Wednesday, 20 November 2019

Frequently Asked Questions About 10,000 Villages


1. What is Ten Thousand Villages?
Ten Thousand Villages is a marketing organization that sells handicrafts from developing countries through its network of 36 stores in Canada, 115 in the US, and through 300 annual Festival Sales in Canada (100+) and the US (200+).
It is a program of Mennonite Central Committee (MCC), a relief and development organization working around the world. Ten Thousand Villages has its roots in the work begun by Edna Ruth Byler in 1946.
2. Where does everything come from and who made it?
Products sold by Ten Thousand Villages come from more than 30 countries around the world, countries considered to be “Third World” or “underdeveloped”.
We buy from more than 120 different groups of artisans and reach thousands of individual people. About 70% of the artisans are single mothers. Some artisan groups also seek to employ persons with physical disabilities.

****************************************

> Task 1: Quote the FAQ about Ten Thousand Villages word for word, beginning at the words "Frequently Asked Questions" and stopping after "Byler in 1946.".

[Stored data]
****************************************

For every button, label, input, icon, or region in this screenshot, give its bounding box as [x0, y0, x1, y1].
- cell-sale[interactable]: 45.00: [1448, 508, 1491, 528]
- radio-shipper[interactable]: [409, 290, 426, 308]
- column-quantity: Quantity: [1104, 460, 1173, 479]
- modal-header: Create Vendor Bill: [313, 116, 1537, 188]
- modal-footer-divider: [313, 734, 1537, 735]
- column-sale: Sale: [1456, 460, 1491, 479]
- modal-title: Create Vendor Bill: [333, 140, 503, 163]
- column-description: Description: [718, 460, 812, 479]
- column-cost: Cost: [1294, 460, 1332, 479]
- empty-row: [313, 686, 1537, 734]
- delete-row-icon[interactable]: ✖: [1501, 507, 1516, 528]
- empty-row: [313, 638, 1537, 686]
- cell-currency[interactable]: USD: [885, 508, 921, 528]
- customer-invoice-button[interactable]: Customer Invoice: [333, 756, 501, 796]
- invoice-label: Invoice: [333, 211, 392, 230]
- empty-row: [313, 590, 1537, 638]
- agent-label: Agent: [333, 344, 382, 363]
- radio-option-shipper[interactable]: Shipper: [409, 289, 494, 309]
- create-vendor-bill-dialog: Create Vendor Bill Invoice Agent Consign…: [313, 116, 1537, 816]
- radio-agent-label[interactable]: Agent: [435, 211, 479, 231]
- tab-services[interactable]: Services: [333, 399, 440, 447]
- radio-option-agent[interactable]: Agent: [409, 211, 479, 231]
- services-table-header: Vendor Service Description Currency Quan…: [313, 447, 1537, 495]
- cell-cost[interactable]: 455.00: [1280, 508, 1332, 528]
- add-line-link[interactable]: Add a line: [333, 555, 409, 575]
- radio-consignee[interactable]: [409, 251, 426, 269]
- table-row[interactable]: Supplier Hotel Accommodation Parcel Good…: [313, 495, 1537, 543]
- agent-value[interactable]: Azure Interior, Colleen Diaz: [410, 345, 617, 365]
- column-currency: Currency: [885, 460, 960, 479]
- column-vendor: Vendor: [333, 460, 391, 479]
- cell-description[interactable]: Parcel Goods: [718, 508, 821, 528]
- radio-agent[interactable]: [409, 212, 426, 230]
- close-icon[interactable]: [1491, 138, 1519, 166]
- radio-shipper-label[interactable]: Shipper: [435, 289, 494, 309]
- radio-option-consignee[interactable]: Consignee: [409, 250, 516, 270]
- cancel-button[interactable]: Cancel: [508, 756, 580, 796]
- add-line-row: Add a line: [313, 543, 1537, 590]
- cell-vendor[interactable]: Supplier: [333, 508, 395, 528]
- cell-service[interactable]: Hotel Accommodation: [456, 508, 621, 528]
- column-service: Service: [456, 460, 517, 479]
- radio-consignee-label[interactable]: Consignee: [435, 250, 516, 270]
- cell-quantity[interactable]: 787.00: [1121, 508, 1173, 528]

****************************************

> Task 2: Please print the lines of the listing again without any change, starting with its first line and ending with, and including, the line that contains "- empty-row: [313, 686, 1537, 734]".

> Complete output 1:
Frequently Asked Questions About 10,000 Villages


1. What is Ten Thousand Villages?
Ten Thousand Villages is a marketing organization that sells handicrafts from developing countries through its network of 36 stores in Canada, 115 in the US, and through 300 annual Festival Sales in Canada (100+) and the US (200+).
It is a program of Mennonite Central Committee (MCC), a relief and development organization working around the world. Ten Thousand Villages has its roots in the work begun by Edna Ruth Byler in 1946.

> Complete output 2:
For every button, label, input, icon, or region in this screenshot, give its bounding box as [x0, y0, x1, y1].
- cell-sale[interactable]: 45.00: [1448, 508, 1491, 528]
- radio-shipper[interactable]: [409, 290, 426, 308]
- column-quantity: Quantity: [1104, 460, 1173, 479]
- modal-header: Create Vendor Bill: [313, 116, 1537, 188]
- modal-footer-divider: [313, 734, 1537, 735]
- column-sale: Sale: [1456, 460, 1491, 479]
- modal-title: Create Vendor Bill: [333, 140, 503, 163]
- column-description: Description: [718, 460, 812, 479]
- column-cost: Cost: [1294, 460, 1332, 479]
- empty-row: [313, 686, 1537, 734]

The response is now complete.